Instructions for the task: Reproduce each line from the records that holds "กรรมตรง".

+--

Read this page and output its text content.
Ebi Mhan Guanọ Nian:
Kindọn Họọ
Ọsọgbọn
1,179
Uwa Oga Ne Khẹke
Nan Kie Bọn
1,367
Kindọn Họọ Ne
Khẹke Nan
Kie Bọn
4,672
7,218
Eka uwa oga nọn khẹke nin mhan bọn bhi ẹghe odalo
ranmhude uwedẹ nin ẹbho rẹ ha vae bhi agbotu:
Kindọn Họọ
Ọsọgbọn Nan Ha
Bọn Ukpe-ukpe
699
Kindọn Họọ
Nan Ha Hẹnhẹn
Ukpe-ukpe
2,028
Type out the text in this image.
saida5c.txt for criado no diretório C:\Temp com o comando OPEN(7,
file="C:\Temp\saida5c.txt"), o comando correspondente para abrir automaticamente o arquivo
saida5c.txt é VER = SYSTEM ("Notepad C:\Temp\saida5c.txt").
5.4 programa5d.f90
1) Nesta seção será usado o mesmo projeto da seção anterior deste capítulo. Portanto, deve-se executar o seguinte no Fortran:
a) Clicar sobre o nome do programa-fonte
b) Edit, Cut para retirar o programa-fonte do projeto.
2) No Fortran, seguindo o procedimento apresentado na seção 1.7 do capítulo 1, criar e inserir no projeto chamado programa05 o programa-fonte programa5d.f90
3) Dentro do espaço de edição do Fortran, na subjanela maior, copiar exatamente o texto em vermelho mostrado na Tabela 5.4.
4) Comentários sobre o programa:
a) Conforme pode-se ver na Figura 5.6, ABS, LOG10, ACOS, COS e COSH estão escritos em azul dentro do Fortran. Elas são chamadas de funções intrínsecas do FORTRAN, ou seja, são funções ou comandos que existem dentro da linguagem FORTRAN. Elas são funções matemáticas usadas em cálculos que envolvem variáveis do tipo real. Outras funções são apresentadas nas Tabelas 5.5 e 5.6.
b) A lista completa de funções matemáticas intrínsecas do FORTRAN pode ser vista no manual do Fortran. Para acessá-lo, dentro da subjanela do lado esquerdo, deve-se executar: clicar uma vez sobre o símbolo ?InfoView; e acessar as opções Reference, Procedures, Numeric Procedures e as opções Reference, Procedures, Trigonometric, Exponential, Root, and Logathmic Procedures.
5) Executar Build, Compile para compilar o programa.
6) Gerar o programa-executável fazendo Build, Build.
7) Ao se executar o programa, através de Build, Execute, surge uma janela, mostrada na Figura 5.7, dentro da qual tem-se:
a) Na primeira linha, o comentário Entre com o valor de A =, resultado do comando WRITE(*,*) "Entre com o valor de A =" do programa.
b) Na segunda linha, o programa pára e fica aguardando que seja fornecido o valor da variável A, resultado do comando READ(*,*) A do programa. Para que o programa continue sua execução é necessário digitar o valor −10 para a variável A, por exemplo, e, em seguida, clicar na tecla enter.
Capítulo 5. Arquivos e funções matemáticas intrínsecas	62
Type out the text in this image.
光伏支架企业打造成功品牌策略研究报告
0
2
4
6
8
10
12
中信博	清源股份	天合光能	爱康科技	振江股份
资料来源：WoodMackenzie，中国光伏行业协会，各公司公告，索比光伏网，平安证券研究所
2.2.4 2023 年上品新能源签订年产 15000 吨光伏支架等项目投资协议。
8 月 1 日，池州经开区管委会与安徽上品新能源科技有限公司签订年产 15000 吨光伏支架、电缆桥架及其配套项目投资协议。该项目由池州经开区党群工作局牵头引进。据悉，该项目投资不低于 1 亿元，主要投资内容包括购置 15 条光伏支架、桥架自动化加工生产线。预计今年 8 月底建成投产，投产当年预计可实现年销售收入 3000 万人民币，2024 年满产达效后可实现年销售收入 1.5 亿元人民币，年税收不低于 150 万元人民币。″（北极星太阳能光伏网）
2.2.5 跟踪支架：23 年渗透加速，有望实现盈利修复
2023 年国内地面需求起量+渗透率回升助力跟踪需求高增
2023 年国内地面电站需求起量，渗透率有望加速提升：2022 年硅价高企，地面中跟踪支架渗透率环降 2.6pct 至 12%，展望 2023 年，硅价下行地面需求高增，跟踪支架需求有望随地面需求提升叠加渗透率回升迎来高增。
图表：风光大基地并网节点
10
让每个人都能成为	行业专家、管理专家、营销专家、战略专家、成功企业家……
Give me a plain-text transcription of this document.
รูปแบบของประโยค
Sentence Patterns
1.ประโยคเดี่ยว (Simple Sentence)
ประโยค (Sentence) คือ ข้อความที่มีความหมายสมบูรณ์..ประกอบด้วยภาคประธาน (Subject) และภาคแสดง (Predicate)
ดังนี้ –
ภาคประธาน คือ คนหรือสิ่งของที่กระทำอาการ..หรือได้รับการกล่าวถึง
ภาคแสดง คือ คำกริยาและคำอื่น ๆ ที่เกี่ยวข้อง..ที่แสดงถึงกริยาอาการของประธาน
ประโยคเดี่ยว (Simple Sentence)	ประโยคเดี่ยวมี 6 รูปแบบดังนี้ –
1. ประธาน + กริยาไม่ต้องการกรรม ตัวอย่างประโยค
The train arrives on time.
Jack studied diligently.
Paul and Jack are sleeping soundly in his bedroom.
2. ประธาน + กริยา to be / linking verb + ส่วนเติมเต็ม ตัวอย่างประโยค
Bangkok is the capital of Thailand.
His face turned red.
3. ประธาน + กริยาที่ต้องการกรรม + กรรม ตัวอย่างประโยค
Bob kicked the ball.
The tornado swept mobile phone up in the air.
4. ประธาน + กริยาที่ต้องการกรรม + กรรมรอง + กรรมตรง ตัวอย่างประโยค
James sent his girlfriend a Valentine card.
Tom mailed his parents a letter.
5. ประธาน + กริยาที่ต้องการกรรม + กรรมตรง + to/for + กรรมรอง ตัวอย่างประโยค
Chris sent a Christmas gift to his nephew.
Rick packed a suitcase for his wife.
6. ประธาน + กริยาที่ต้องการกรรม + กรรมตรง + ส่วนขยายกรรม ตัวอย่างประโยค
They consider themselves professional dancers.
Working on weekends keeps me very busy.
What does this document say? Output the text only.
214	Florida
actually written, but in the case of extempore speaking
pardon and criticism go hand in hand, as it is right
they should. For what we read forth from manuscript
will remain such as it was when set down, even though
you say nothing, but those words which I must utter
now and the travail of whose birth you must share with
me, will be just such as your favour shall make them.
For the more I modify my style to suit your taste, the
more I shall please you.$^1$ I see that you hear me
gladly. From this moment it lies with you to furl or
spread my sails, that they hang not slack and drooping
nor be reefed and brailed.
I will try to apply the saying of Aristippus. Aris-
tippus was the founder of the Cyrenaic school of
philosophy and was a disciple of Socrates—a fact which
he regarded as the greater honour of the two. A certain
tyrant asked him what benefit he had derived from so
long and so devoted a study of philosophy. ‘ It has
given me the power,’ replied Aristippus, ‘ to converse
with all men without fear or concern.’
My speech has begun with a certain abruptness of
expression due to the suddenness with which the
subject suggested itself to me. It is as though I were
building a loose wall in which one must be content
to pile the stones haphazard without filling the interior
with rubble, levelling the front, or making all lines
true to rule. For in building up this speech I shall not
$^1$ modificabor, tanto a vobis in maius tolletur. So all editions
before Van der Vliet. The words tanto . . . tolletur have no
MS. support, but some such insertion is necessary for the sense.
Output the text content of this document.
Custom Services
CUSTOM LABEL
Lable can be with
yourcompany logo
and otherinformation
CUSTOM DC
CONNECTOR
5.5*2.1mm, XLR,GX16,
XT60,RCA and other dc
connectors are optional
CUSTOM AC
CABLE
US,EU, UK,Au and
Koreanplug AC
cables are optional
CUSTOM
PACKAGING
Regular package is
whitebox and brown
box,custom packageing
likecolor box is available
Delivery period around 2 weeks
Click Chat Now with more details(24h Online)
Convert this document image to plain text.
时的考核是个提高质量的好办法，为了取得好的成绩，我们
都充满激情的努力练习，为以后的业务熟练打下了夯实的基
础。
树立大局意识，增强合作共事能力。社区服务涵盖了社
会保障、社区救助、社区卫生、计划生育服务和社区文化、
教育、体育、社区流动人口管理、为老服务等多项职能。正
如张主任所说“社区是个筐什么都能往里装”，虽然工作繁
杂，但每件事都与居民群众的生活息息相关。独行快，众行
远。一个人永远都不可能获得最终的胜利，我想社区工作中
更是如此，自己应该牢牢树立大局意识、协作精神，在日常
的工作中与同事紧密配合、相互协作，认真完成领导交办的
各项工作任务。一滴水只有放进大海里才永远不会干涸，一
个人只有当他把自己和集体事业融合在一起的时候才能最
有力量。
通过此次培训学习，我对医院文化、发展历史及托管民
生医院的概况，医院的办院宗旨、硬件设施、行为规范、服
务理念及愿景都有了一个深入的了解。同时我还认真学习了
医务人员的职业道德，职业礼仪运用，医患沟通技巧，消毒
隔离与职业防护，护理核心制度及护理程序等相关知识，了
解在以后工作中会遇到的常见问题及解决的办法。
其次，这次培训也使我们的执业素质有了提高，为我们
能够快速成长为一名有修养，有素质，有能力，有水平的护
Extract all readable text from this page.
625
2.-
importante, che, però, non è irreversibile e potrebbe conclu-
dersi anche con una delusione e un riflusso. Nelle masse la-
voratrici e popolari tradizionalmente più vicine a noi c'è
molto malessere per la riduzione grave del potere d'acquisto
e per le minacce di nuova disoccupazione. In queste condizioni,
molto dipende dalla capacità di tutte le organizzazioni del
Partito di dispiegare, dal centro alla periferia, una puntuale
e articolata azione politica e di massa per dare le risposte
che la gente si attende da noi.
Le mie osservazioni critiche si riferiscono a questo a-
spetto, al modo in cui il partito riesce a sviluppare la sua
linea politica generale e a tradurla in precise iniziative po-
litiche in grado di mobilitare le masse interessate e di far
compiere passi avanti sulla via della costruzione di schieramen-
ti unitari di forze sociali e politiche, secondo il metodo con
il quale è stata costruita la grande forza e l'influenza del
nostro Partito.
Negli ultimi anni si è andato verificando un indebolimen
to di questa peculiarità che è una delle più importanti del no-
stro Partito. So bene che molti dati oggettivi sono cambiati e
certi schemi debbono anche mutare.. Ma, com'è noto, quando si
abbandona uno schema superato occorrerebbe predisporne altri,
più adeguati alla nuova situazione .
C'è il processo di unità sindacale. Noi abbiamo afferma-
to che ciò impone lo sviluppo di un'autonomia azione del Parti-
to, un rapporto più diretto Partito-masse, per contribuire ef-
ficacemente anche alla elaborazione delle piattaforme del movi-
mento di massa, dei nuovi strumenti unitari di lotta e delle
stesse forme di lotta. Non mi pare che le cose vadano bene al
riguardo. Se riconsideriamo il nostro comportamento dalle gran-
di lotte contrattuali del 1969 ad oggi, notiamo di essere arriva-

+--

Final result:
4. ประธาน + กริยาที่ต้องการกรรม + กรรมรอง + กรรมตรง ตัวอย่างประโยค
5. ประธาน + กริยาที่ต้องการกรรม + กรรมตรง + to/for + กรรมรอง ตัวอย่างประโยค
6. ประธาน + กริยาที่ต้องการกรรม + กรรมตรง + ส่วนขยายกรรม ตัวอย่างประโยค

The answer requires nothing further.